→ PASSAGE TO READ

The indebted former student is not the only one to suffer under the current arrangement. Research has shown that when graduates flood the unskilled job market they hurt the career prospects of their less-educated neighbors. The Ph.D, janitor waiting on the sale of his Great American Novel has displaced a worker without the résumé needed to get any other job. Consider how the gap between high-school and college wages has grown. The 1972 census estimated that over the course of their working lives (ages 22 to 64), college graduates would net $199,000 more than high school graduates. By the late 1970s, college graduates earned 55 percent more per year than their high school counterparts. The gap shot up to 85 percent in 2012. Fear of litigation plays a role. A company that pays based solely on performance could find itself rewarding the “wrong” person. A compensation manager at a leading technology firm told me that an engineer fresh from graduate school simply has to be paid more than a self-made engineer—the Den Black who learned the business over a twenty-year career, rising from basic laborer to accomplished engineer on his own merit. “There’s too much risk in paying a guy without a diploma more even if he is a better contributor,” she said. “God forbid the college graduate is a woman or a minority: They can sue you and claim that they were paid less because of discrimination, so we designed a system to pay people for their education, not their job.” Thus the credential becomes a force of downward mobility for the educated and uneducated alike.

The up-by-your-bootstraps mantra of America wasn’t killed by businessmen; it was killed by the lawmakers and regulators who made the diploma into the bootstrap. So why are the same politicians and pundits who condemn inequality zealously defending credentialism?

Well, for one thing, there’s money in disparate impact for the Department of Labor.

“Essentially it’s a revenue machine for the DoL,” Keith Gutstein, a labor and employment partner at a law firm in Woodbury, New York, said of new federal wage discrimination laws. “In recent years the DoL has started to insist on CMPs—civil money penalties—and that money goes to the government.”

President Obama’s Labor Secretary, Tom Perez, acknowledged this at a confirmation hearing before the Senate Health, Education, Labor & Pensions Committee. He came under fire from the GOP for orchestrating a quid pro quo with the city of St. Paul, Minnesota, to prevent a case that threatened to overturn disparate impact from reaching the Supreme Court. Perez’s deal potentially cost taxpayers hundreds of millions of dollars. Republicans ripped him to pieces for being a poor steward of taxpayer money. The committee chairman, Iowa’s Senator Tom Harkin, stepped in to save him.

“Isn’t it true that applying disparate impact principle, the [Justice Department’s] Civil Rights Division under your leadership has reached settlements totaling over $600 million?” Harkin said.

“Yes, sir,” Perez replied.

The government has made it so that you cannot be paid based on your individual performance. Businesses need to craft ever more narrow metrics that lump all employees together by education, job title, race, gender, sexual orientation, and whatever aggrieved labels politicians award with protected status next. Your negotiations with the company will not reflect your impact on the bottom-line, but your impact on the payroll. MIT summa cum laude or record sales growth may be a big deal where you come from, but in the business world it won’t mean a thing if your salary brings white males too far ahead of the demographics Democrats treat like endangered species.

→ DATA TO USE
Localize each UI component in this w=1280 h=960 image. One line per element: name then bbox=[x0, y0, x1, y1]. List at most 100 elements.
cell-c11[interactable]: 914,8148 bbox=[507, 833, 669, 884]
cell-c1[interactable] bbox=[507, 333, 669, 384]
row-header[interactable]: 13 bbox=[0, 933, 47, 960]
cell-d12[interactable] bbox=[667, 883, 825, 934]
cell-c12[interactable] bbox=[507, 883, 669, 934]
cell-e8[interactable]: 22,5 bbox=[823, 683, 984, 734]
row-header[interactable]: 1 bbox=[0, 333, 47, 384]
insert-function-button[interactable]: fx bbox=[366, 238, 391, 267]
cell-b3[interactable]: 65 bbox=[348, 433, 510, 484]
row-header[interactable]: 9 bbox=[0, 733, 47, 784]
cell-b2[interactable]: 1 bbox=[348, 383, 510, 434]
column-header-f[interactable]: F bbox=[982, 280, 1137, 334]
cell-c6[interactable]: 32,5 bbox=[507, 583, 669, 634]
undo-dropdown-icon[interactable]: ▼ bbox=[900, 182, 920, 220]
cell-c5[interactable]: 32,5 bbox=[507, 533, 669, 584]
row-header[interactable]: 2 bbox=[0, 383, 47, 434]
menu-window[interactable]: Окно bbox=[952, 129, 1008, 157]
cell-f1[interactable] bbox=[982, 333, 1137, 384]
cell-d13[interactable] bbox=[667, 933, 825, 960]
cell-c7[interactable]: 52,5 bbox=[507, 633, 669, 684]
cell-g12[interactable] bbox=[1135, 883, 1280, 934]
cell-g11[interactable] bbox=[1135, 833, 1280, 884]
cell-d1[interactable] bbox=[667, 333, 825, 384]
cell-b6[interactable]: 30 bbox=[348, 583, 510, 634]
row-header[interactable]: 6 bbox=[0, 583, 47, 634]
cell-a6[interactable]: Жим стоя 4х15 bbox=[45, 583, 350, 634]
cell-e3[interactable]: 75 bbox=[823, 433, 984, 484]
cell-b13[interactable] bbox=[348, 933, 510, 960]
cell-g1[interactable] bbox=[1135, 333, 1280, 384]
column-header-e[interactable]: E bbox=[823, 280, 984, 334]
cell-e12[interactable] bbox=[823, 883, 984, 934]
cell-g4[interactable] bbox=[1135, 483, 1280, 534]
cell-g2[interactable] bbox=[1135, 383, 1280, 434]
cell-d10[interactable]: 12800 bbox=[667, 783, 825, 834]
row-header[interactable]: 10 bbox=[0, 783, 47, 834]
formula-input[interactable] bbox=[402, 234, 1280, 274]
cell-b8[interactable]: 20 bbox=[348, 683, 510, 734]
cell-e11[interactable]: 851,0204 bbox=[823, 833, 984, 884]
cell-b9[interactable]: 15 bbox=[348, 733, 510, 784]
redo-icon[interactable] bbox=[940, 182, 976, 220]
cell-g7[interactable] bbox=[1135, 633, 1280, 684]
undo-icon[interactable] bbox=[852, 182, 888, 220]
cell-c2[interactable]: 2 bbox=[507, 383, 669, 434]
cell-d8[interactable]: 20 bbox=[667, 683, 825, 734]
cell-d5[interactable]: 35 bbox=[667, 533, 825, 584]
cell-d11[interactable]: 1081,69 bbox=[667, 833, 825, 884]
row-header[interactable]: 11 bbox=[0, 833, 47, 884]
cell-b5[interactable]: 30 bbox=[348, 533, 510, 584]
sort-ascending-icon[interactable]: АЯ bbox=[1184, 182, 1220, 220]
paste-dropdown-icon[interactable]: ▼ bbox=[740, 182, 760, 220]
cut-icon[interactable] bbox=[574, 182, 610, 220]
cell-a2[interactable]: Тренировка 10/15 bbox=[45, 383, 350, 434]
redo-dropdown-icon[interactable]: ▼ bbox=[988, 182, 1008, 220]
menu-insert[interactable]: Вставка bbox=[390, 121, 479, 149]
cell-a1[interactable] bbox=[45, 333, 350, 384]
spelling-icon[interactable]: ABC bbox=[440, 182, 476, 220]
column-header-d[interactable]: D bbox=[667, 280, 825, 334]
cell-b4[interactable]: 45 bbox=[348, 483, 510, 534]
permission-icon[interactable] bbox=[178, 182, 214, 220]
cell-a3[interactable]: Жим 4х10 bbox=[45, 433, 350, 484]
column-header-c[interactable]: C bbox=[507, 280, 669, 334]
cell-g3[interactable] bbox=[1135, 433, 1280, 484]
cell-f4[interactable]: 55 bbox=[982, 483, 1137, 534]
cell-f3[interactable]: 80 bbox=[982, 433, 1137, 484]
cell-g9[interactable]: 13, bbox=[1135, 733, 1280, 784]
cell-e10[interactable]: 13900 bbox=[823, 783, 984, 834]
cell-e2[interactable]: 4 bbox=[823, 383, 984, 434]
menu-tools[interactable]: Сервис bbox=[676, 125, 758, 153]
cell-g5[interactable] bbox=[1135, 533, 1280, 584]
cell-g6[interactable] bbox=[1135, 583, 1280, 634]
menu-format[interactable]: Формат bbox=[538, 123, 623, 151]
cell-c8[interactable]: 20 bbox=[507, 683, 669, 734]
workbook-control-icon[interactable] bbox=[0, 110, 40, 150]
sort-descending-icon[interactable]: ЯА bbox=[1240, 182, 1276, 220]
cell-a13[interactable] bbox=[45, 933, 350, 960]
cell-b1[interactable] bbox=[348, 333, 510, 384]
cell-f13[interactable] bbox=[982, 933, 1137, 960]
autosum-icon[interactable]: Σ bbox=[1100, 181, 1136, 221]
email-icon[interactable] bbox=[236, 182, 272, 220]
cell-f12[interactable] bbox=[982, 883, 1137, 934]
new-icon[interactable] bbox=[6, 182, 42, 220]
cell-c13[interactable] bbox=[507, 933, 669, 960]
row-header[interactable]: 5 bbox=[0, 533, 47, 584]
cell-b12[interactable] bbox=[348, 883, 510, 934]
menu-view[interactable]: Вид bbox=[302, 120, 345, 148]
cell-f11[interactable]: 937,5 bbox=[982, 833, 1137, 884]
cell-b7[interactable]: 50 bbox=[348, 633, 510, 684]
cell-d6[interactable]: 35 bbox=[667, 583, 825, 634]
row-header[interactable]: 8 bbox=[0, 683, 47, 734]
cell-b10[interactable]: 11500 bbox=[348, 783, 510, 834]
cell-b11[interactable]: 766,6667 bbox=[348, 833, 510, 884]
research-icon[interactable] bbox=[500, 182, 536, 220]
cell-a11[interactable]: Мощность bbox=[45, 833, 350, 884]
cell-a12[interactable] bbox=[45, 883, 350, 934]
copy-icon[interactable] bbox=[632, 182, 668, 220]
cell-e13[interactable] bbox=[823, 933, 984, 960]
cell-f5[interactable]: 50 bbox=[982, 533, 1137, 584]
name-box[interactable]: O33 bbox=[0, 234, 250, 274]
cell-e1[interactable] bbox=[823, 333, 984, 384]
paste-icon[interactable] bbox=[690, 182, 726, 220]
==
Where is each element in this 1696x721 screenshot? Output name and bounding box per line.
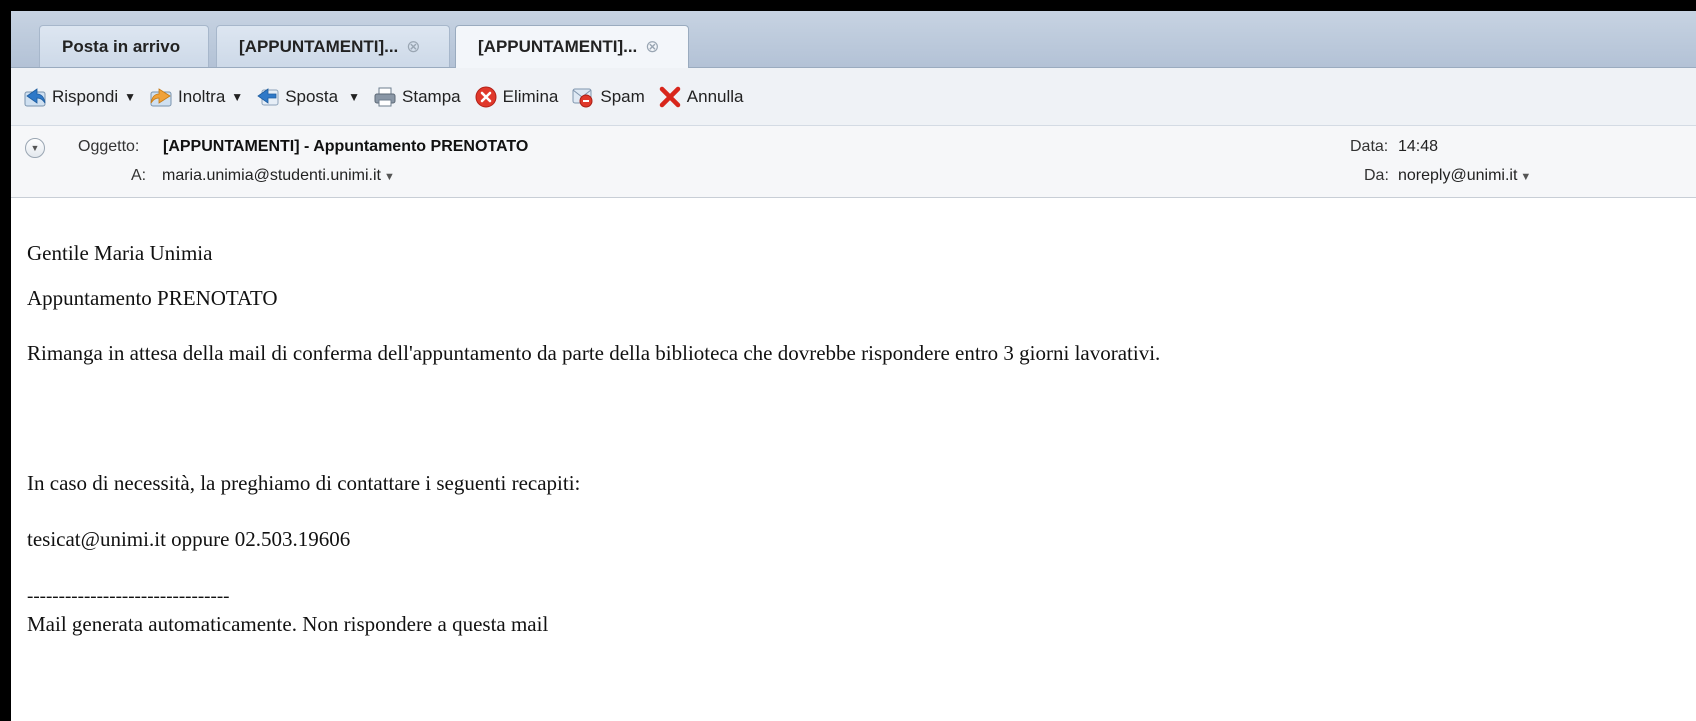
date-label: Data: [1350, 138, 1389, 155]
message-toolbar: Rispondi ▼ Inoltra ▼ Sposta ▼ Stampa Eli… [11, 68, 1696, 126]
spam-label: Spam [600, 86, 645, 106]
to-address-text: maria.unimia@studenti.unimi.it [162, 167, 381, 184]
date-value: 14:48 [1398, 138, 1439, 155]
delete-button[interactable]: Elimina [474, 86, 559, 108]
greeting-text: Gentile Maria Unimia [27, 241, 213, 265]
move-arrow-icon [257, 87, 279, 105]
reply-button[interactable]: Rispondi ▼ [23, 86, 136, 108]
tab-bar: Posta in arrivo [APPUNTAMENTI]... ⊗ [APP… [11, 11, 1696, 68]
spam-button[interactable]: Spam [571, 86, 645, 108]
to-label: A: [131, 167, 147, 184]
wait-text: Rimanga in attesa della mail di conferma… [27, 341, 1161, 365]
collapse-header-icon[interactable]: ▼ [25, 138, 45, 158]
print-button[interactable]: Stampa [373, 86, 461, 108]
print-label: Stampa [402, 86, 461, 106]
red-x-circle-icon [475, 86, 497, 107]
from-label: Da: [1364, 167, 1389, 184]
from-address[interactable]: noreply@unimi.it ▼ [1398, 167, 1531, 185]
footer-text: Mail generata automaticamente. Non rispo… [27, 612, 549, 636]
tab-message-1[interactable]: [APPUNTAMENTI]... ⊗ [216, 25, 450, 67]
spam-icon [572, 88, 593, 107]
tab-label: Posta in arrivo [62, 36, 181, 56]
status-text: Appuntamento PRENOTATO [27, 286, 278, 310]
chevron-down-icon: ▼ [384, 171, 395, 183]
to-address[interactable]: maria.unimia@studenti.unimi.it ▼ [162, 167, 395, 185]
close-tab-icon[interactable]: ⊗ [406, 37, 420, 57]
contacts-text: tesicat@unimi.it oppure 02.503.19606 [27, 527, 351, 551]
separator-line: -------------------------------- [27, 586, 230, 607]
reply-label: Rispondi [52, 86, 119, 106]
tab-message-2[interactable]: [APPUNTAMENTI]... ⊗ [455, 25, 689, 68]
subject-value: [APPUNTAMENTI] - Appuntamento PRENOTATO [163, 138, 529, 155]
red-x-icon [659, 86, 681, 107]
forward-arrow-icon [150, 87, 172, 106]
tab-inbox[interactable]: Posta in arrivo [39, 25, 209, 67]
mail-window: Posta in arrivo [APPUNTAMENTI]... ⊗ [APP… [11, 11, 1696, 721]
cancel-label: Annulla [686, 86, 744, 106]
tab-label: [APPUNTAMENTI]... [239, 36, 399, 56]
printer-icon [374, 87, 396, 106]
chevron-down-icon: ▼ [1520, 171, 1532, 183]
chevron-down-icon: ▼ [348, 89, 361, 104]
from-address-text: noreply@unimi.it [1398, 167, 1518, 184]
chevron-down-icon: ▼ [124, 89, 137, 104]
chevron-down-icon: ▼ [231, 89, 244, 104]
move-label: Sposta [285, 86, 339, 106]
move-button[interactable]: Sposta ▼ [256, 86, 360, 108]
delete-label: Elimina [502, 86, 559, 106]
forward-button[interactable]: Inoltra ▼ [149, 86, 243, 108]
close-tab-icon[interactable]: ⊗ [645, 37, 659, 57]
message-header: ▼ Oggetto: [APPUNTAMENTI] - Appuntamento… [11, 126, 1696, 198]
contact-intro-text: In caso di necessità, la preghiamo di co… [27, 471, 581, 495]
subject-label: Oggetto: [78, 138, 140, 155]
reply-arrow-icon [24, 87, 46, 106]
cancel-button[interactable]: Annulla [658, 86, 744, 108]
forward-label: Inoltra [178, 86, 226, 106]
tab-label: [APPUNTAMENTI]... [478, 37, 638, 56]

→ PROBLEMS TO WORK ON
A) According to the passage on college credentials, by what percentage did college graduates' yearly earnings exceed those of high school graduates in 2012?
B) Quote the rows starting with the row that contains "date-label: Data: [1350, 138, 1389, 155]" and going on through the row that contains "footer-text: Mail generata", both included.
The rows are unrelated to the passage on college credentials.

→ RESPONSE LIST
A) 85 percent.

B)
date-label: Data: [1350, 138, 1389, 155]
message-toolbar: Rispondi ▼ Inoltra ▼ Sposta ▼ Stampa Eli… [11, 68, 1696, 126]
spam-label: Spam [600, 86, 645, 106]
to-address-text: maria.unimia@studenti.unimi.it [162, 167, 381, 184]
date-value: 14:48 [1398, 138, 1439, 155]
delete-button[interactable]: Elimina [474, 86, 559, 108]
greeting-text: Gentile Maria Unimia [27, 241, 213, 265]
move-arrow-icon [257, 87, 279, 105]
reply-button[interactable]: Rispondi ▼ [23, 86, 136, 108]
tab-bar: Posta in arrivo [APPUNTAMENTI]... ⊗ [APP… [11, 11, 1696, 68]
spam-button[interactable]: Spam [571, 86, 645, 108]
to-label: A: [131, 167, 147, 184]
wait-text: Rimanga in attesa della mail di conferma… [27, 341, 1161, 365]
collapse-header-icon[interactable]: ▼ [25, 138, 45, 158]
print-button[interactable]: Stampa [373, 86, 461, 108]
print-label: Stampa [402, 86, 461, 106]
red-x-circle-icon [475, 86, 497, 107]
from-label: Da: [1364, 167, 1389, 184]
from-address[interactable]: noreply@unimi.it ▼ [1398, 167, 1531, 185]
footer-text: Mail generata automaticamente. Non rispo… [27, 612, 549, 636]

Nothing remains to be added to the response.